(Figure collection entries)
┏━━
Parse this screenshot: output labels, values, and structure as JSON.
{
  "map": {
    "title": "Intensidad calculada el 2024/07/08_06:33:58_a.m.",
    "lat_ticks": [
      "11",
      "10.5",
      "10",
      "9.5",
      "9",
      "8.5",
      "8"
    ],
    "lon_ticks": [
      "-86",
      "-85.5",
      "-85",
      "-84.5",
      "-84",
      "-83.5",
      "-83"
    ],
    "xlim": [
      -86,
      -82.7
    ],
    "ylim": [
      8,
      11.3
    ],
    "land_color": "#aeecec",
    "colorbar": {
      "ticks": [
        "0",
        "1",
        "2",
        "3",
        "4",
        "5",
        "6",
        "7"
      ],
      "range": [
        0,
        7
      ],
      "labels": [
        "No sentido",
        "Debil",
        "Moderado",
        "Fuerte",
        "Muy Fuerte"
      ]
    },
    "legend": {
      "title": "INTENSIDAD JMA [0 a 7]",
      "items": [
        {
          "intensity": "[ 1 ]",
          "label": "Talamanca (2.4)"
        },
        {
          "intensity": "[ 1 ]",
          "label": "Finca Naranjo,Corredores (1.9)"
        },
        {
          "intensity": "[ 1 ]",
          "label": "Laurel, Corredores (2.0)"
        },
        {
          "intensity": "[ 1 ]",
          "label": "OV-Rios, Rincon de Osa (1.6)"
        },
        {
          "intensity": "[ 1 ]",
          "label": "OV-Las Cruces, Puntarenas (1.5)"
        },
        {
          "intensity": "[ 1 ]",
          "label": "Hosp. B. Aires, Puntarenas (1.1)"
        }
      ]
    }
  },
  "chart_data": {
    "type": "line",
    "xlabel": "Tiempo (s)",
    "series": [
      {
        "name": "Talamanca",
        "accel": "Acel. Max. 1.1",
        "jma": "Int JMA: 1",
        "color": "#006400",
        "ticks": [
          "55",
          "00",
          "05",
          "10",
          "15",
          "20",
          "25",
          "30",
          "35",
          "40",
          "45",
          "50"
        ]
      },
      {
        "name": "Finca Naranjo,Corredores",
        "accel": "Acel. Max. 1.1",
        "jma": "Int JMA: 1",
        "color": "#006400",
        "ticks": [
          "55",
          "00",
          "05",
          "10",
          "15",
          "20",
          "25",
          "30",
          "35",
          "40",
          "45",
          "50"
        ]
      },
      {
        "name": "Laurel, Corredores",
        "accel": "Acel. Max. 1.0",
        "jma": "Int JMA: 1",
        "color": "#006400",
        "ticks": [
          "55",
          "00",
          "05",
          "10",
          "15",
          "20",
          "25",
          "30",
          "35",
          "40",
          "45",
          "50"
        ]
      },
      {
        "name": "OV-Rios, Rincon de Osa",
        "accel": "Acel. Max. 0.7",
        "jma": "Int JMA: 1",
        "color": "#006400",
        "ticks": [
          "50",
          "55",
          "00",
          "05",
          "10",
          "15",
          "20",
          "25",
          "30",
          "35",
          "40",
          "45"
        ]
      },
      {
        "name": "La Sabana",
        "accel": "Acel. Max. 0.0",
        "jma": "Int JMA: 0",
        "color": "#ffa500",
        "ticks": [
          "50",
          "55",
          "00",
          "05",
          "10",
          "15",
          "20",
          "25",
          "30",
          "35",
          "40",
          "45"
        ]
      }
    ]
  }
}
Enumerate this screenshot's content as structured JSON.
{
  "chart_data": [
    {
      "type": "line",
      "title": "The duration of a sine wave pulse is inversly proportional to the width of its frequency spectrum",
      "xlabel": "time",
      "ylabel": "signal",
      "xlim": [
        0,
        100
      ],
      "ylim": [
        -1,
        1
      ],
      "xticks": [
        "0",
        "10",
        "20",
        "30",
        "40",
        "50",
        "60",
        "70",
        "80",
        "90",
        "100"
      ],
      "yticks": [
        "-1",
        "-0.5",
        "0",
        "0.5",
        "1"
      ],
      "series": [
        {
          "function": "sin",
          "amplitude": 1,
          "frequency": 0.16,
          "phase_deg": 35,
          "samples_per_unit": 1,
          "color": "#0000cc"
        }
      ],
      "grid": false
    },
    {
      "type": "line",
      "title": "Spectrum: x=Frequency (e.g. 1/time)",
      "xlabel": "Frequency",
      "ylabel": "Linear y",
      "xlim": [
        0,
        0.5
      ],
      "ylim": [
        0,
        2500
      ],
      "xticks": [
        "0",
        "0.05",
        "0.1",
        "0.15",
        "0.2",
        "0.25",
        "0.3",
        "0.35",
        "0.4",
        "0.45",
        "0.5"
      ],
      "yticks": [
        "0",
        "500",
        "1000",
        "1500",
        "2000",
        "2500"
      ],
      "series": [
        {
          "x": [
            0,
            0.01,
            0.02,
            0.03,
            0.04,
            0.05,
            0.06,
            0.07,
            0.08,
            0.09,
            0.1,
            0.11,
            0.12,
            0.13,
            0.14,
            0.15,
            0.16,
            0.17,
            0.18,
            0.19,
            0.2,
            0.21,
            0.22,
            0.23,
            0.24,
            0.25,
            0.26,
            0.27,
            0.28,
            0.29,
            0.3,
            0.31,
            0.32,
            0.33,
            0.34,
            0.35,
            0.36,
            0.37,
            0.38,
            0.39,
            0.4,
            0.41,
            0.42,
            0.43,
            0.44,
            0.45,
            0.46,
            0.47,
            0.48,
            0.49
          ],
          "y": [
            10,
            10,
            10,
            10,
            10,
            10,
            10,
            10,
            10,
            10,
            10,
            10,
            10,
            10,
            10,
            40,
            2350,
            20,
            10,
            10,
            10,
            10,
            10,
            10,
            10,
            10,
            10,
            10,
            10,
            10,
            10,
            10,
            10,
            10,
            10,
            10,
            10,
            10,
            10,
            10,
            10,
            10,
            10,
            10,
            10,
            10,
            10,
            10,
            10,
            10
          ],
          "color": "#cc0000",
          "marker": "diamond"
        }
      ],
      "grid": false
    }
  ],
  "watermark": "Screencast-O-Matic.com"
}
┗━━
- _Objective_: Reproduce the complete set of lines precisely as supplied.

- _Solution for this exercise_:
Parse this screenshot: output labels, values, and structure as JSON.
{
  "map": {
    "title": "Intensidad calculada el 2024/07/08_06:33:58_a.m.",
    "lat_ticks": [
      "11",
      "10.5",
      "10",
      "9.5",
      "9",
      "8.5",
      "8"
    ],
    "lon_ticks": [
      "-86",
      "-85.5",
      "-85",
      "-84.5",
      "-84",
      "-83.5",
      "-83"
    ],
    "xlim": [
      -86,
      -82.7
    ],
    "ylim": [
      8,
      11.3
    ],
    "land_color": "#aeecec",
    "colorbar": {
      "ticks": [
        "0",
        "1",
        "2",
        "3",
        "4",
        "5",
        "6",
        "7"
      ],
      "range": [
        0,
        7
      ],
      "labels": [
        "No sentido",
        "Debil",
        "Moderado",
        "Fuerte",
        "Muy Fuerte"
      ]
    },
    "legend": {
      "title": "INTENSIDAD JMA [0 a 7]",
      "items": [
        {
          "intensity": "[ 1 ]",
          "label": "Talamanca (2.4)"
        },
        {
          "intensity": "[ 1 ]",
          "label": "Finca Naranjo,Corredores (1.9)"
        },
        {
          "intensity": "[ 1 ]",
          "label": "Laurel, Corredores (2.0)"
        },
        {
          "intensity": "[ 1 ]",
          "label": "OV-Rios, Rincon de Osa (1.6)"
        },
        {
          "intensity": "[ 1 ]",
          "label": "OV-Las Cruces, Puntarenas (1.5)"
        },
        {
          "intensity": "[ 1 ]",
          "label": "Hosp. B. Aires, Puntarenas (1.1)"
        }
      ]
    }
  },
  "chart_data": {
    "type": "line",
    "xlabel": "Tiempo (s)",
    "series": [
      {
        "name": "Talamanca",
        "accel": "Acel. Max. 1.1",
        "jma": "Int JMA: 1",
        "color": "#006400",
        "ticks": [
          "55",
          "00",
          "05",
          "10",
          "15",
          "20",
          "25",
          "30",
          "35",
          "40",
          "45",
          "50"
        ]
      },
      {
        "name": "Finca Naranjo,Corredores",
        "accel": "Acel. Max. 1.1",
        "jma": "Int JMA: 1",
        "color": "#006400",
        "ticks": [
          "55",
          "00",
          "05",
          "10",
          "15",
          "20",
          "25",
          "30",
          "35",
          "40",
          "45",
          "50"
        ]
      },
      {
        "name": "Laurel, Corredores",
        "accel": "Acel. Max. 1.0",
        "jma": "Int JMA: 1",
        "color": "#006400",
        "ticks": [
          "55",
          "00",
          "05",
          "10",
          "15",
          "20",
          "25",
          "30",
          "35",
          "40",
          "45",
          "50"
        ]
      },
      {
        "name": "OV-Rios, Rincon de Osa",
        "accel": "Acel. Max. 0.7",
        "jma": "Int JMA: 1",
        "color": "#006400",
        "ticks": [
          "50",
          "55",
          "00",
          "05",
          "10",
          "15",
          "20",
          "25",
          "30",
          "35",
          "40",
          "45"
        ]
      },
      {
        "name": "La Sabana",
        "accel": "Acel. Max. 0.0",
        "jma": "Int JMA: 0",
        "color": "#ffa500",
        "ticks": [
          "50",
          "55",
          "00",
          "05",
          "10",
          "15",
          "20",
          "25",
          "30",
          "35",
          "40",
          "45"
        ]
      }
    ]
  }
}
Enumerate this screenshot's content as structured JSON.
{
  "chart_data": [
    {
      "type": "line",
      "title": "The duration of a sine wave pulse is inversly proportional to the width of its frequency spectrum",
      "xlabel": "time",
      "ylabel": "signal",
      "xlim": [
        0,
        100
      ],
      "ylim": [
        -1,
        1
      ],
      "xticks": [
        "0",
        "10",
        "20",
        "30",
        "40",
        "50",
        "60",
        "70",
        "80",
        "90",
        "100"
      ],
      "yticks": [
        "-1",
        "-0.5",
        "0",
        "0.5",
        "1"
      ],
      "series": [
        {
          "function": "sin",
          "amplitude": 1,
          "frequency": 0.16,
          "phase_deg": 35,
          "samples_per_unit": 1,
          "color": "#0000cc"
        }
      ],
      "grid": false
    },
    {
      "type": "line",
      "title": "Spectrum: x=Frequency (e.g. 1/time)",
      "xlabel": "Frequency",
      "ylabel": "Linear y",
      "xlim": [
        0,
        0.5
      ],
      "ylim": [
        0,
        2500
      ],
      "xticks": [
        "0",
        "0.05",
        "0.1",
        "0.15",
        "0.2",
        "0.25",
        "0.3",
        "0.35",
        "0.4",
        "0.45",
        "0.5"
      ],
      "yticks": [
        "0",
        "500",
        "1000",
        "1500",
        "2000",
        "2500"
      ],
      "series": [
        {
          "x": [
            0,
            0.01,
            0.02,
            0.03,
            0.04,
            0.05,
            0.06,
            0.07,
            0.08,
            0.09,
            0.1,
            0.11,
            0.12,
            0.13,
            0.14,
            0.15,
            0.16,
            0.17,
            0.18,
            0.19,
            0.2,
            0.21,
            0.22,
            0.23,
            0.24,
            0.25,
            0.26,
            0.27,
            0.28,
            0.29,
            0.3,
            0.31,
            0.32,
            0.33,
            0.34,
            0.35,
            0.36,
            0.37,
            0.38,
            0.39,
            0.4,
            0.41,
            0.42,
            0.43,
            0.44,
            0.45,
            0.46,
            0.47,
            0.48,
            0.49
          ],
          "y": [
            10,
            10,
            10,
            10,
            10,
            10,
            10,
            10,
            10,
            10,
            10,
            10,
            10,
            10,
            10,
            40,
            2350,
            20,
            10,
            10,
            10,
            10,
            10,
            10,
            10,
            10,
            10,
            10,
            10,
            10,
            10,
            10,
            10,
            10,
            10,
            10,
            10,
            10,
            10,
            10,
            10,
            10,
            10,
            10,
            10,
            10,
            10,
            10,
            10,
            10
          ],
          "color": "#cc0000",
          "marker": "diamond"
        }
      ],
      "grid": false
    }
  ],
  "watermark": "Screencast-O-Matic.com"
}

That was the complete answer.